■ **Instruction**:
Do any lines in the data below contain "profile"? If so, copy every one of them.

----- Given data -----

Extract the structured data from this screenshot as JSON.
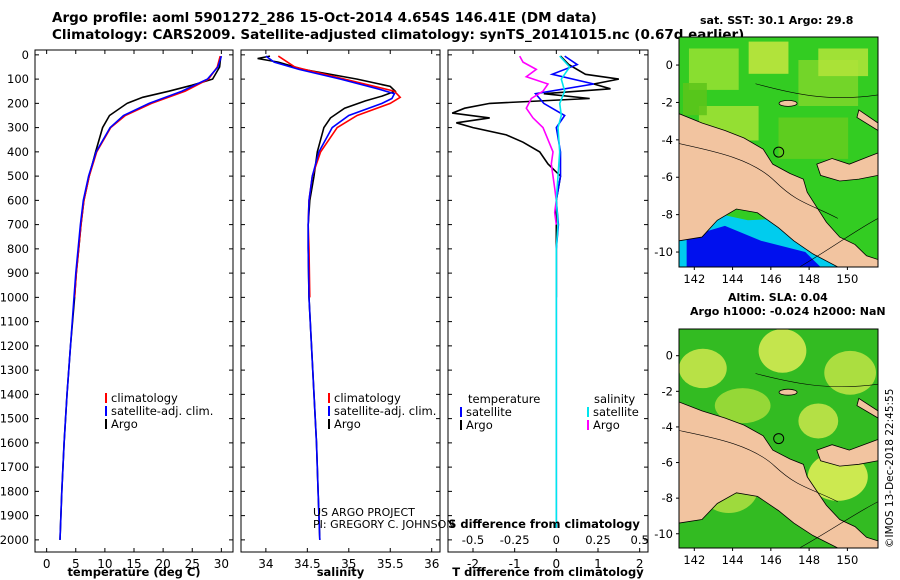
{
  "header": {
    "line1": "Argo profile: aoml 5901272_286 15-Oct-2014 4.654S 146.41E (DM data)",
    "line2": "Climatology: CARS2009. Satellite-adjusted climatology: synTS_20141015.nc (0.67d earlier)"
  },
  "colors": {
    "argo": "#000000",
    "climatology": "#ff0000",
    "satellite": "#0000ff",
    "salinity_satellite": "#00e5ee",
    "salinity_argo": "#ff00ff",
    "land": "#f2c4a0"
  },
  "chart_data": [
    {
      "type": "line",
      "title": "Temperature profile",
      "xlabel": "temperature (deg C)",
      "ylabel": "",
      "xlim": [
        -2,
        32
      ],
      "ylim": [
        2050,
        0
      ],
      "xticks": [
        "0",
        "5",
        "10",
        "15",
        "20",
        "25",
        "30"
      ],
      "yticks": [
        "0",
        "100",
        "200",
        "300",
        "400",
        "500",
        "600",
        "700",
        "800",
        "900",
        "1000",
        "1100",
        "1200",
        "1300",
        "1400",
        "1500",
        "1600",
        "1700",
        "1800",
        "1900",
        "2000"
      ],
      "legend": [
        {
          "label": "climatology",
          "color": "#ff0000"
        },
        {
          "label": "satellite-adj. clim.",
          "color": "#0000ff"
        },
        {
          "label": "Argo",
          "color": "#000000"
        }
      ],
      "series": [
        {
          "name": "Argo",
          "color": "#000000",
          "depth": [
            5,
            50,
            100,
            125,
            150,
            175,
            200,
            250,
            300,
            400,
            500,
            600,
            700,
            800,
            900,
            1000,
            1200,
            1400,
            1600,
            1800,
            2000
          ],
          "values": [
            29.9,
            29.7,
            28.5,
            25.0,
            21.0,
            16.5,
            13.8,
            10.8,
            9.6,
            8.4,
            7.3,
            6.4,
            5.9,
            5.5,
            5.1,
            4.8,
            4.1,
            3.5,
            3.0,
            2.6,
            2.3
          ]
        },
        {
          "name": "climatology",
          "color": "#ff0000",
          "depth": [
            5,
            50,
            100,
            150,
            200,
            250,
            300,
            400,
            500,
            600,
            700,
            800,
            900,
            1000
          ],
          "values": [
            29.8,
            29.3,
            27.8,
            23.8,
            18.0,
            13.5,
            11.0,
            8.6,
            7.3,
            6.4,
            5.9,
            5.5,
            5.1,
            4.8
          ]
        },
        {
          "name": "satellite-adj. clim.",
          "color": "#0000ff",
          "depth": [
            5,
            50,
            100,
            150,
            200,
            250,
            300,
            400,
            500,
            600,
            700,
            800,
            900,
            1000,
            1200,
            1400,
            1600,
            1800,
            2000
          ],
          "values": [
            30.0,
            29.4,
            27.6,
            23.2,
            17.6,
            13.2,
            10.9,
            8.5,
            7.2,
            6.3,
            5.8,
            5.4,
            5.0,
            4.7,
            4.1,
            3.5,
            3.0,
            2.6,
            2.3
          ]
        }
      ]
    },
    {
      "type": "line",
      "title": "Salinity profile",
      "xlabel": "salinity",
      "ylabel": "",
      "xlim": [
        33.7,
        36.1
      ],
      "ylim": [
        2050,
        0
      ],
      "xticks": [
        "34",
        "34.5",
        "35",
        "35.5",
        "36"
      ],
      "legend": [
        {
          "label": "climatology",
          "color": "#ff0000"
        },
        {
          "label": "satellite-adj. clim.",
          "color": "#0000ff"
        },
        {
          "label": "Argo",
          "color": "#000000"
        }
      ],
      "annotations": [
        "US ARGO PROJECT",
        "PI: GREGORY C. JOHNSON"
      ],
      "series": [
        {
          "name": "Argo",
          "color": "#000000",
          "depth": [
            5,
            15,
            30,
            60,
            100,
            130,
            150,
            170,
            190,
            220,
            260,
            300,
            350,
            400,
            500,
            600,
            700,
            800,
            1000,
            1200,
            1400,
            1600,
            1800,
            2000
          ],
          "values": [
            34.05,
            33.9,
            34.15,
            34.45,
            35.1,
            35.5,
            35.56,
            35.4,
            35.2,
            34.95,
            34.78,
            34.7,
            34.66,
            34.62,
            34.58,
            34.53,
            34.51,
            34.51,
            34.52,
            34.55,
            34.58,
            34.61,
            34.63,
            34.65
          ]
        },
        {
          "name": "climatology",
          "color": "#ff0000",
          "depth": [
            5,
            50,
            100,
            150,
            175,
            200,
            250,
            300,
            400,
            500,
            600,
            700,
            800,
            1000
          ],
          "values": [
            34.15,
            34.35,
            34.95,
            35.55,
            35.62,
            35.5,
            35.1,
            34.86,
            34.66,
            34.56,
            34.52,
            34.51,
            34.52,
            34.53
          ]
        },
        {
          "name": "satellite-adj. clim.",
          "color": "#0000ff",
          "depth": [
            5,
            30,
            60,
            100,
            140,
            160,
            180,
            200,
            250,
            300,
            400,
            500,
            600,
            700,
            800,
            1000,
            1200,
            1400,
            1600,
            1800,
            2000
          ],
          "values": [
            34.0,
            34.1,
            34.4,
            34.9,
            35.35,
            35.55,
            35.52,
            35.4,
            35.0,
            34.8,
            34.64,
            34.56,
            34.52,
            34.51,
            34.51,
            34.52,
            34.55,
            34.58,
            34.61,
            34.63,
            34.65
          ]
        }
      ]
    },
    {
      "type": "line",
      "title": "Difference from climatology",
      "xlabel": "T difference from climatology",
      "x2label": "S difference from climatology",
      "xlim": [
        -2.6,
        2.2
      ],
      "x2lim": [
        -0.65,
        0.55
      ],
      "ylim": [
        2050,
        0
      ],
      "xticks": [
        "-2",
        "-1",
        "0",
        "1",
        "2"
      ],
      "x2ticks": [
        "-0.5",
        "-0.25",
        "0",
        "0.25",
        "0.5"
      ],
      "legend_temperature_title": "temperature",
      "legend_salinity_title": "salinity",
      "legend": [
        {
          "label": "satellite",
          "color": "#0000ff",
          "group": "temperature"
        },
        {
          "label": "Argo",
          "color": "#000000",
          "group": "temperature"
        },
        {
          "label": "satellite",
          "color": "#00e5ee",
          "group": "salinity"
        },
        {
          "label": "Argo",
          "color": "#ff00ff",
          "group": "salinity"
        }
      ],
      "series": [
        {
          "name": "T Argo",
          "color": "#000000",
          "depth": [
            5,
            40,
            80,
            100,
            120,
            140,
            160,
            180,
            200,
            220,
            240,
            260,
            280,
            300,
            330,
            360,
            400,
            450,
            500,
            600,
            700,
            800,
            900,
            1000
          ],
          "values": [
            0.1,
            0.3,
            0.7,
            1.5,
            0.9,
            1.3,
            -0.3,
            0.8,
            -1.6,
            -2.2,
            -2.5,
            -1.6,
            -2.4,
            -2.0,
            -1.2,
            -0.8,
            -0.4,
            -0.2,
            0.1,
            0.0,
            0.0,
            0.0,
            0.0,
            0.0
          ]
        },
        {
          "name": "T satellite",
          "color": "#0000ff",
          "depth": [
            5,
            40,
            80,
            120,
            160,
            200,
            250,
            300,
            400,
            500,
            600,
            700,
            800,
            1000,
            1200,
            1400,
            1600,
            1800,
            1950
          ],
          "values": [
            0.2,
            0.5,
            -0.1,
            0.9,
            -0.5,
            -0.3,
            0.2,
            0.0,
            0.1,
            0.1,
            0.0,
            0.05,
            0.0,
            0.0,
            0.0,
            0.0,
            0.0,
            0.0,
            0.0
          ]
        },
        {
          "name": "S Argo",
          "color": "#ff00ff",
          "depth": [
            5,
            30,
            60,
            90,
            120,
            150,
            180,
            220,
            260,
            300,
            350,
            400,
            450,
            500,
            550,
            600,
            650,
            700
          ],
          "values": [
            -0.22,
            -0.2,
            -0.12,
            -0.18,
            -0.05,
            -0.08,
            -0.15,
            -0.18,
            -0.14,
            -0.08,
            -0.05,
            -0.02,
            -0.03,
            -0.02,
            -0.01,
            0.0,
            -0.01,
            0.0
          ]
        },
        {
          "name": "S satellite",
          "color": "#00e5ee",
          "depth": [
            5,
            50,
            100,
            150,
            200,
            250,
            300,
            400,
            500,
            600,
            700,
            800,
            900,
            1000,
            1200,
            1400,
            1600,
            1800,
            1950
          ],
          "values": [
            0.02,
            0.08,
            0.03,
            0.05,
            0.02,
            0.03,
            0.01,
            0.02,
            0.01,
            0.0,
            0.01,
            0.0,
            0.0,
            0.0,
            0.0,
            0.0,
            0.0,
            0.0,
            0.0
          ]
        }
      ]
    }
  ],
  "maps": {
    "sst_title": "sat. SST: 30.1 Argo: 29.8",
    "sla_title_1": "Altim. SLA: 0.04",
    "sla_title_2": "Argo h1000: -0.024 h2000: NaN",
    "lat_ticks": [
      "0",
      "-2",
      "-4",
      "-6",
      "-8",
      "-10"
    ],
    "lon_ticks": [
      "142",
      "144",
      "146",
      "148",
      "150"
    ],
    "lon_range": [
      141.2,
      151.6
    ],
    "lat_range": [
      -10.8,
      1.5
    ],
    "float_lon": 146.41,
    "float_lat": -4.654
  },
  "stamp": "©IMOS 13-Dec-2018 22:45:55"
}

-----

■ **Written solution**:
    "line1": "Argo profile: aoml 5901272_286 15-Oct-2014 4.654S 146.41E (DM data)",
      "title": "Temperature profile",
      "title": "Salinity profile",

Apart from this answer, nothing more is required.